*WHAT THE TASK ASKS*
Transcribe the entries that follow exactly as they appear, minus pictures.

Dataset records
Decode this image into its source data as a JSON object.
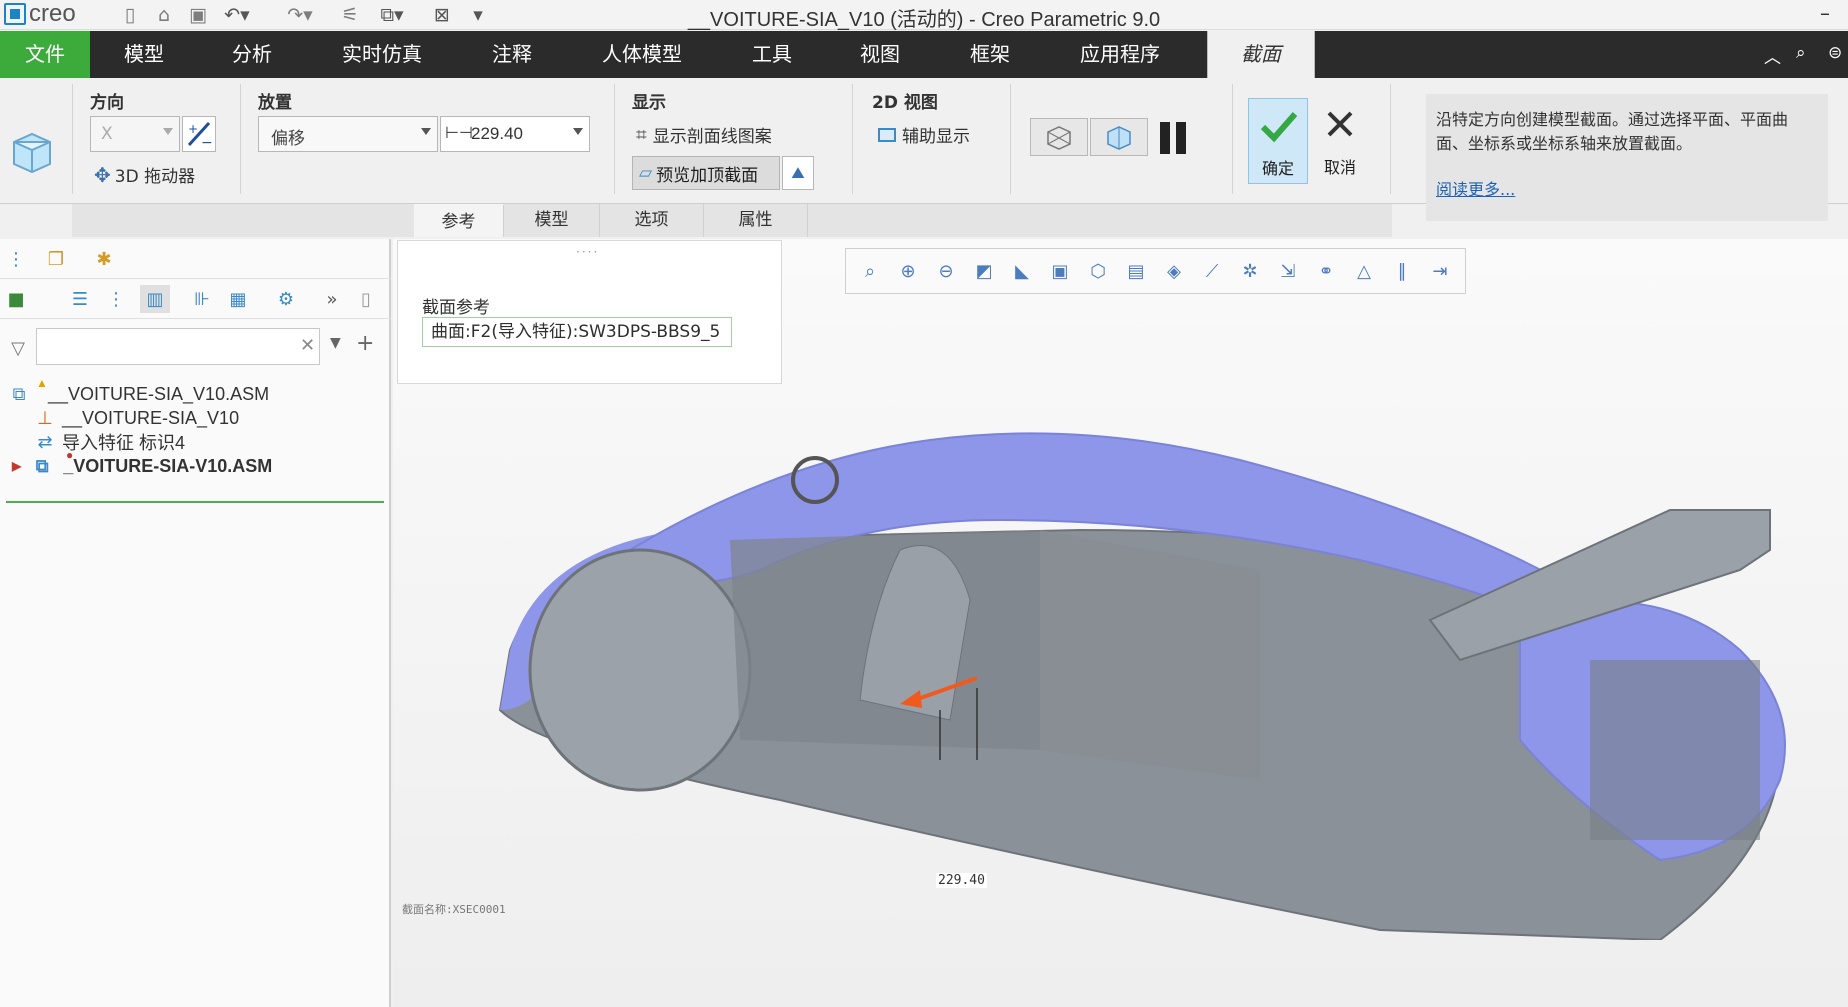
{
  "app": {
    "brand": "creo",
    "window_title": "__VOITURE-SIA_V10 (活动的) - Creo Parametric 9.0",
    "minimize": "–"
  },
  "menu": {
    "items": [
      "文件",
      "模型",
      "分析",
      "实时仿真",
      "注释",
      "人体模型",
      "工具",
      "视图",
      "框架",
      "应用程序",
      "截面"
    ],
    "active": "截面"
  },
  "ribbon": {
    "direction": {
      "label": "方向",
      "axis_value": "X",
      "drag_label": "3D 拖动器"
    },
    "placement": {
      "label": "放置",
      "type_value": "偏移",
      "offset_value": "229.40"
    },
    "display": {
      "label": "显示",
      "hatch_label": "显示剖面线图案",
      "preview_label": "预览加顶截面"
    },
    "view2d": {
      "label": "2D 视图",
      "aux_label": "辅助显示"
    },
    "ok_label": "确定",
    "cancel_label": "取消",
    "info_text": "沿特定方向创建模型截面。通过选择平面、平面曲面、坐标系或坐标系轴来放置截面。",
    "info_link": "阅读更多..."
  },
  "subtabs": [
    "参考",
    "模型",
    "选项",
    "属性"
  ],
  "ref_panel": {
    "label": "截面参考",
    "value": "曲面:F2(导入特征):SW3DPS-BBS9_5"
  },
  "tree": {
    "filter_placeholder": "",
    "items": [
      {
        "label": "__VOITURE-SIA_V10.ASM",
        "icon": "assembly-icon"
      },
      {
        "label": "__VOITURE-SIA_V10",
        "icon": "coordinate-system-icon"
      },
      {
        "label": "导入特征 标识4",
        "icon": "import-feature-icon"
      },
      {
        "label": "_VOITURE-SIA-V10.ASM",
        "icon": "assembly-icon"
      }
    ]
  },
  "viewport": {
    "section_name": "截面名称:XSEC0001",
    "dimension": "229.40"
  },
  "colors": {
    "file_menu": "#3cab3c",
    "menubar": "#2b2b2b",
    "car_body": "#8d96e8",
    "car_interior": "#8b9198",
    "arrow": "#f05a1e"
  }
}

*ANSWER TO THIS TASK*
Decode this image into its source data as a JSON object.
{
  "app": {
    "brand": "creo",
    "window_title": "__VOITURE-SIA_V10 (活动的) - Creo Parametric 9.0",
    "minimize": "–"
  },
  "menu": {
    "items": [
      "文件",
      "模型",
      "分析",
      "实时仿真",
      "注释",
      "人体模型",
      "工具",
      "视图",
      "框架",
      "应用程序",
      "截面"
    ],
    "active": "截面"
  },
  "ribbon": {
    "direction": {
      "label": "方向",
      "axis_value": "X",
      "drag_label": "3D 拖动器"
    },
    "placement": {
      "label": "放置",
      "type_value": "偏移",
      "offset_value": "229.40"
    },
    "display": {
      "label": "显示",
      "hatch_label": "显示剖面线图案",
      "preview_label": "预览加顶截面"
    },
    "view2d": {
      "label": "2D 视图",
      "aux_label": "辅助显示"
    },
    "ok_label": "确定",
    "cancel_label": "取消",
    "info_text": "沿特定方向创建模型截面。通过选择平面、平面曲面、坐标系或坐标系轴来放置截面。",
    "info_link": "阅读更多..."
  },
  "subtabs": [
    "参考",
    "模型",
    "选项",
    "属性"
  ],
  "ref_panel": {
    "label": "截面参考",
    "value": "曲面:F2(导入特征):SW3DPS-BBS9_5"
  },
  "tree": {
    "filter_placeholder": "",
    "items": [
      {
        "label": "__VOITURE-SIA_V10.ASM",
        "icon": "assembly-icon"
      },
      {
        "label": "__VOITURE-SIA_V10",
        "icon": "coordinate-system-icon"
      },
      {
        "label": "导入特征 标识4",
        "icon": "import-feature-icon"
      },
      {
        "label": "_VOITURE-SIA-V10.ASM",
        "icon": "assembly-icon"
      }
    ]
  },
  "viewport": {
    "section_name": "截面名称:XSEC0001",
    "dimension": "229.40"
  },
  "colors": {
    "file_menu": "#3cab3c",
    "menubar": "#2b2b2b",
    "car_body": "#8d96e8",
    "car_interior": "#8b9198",
    "arrow": "#f05a1e"
  }
}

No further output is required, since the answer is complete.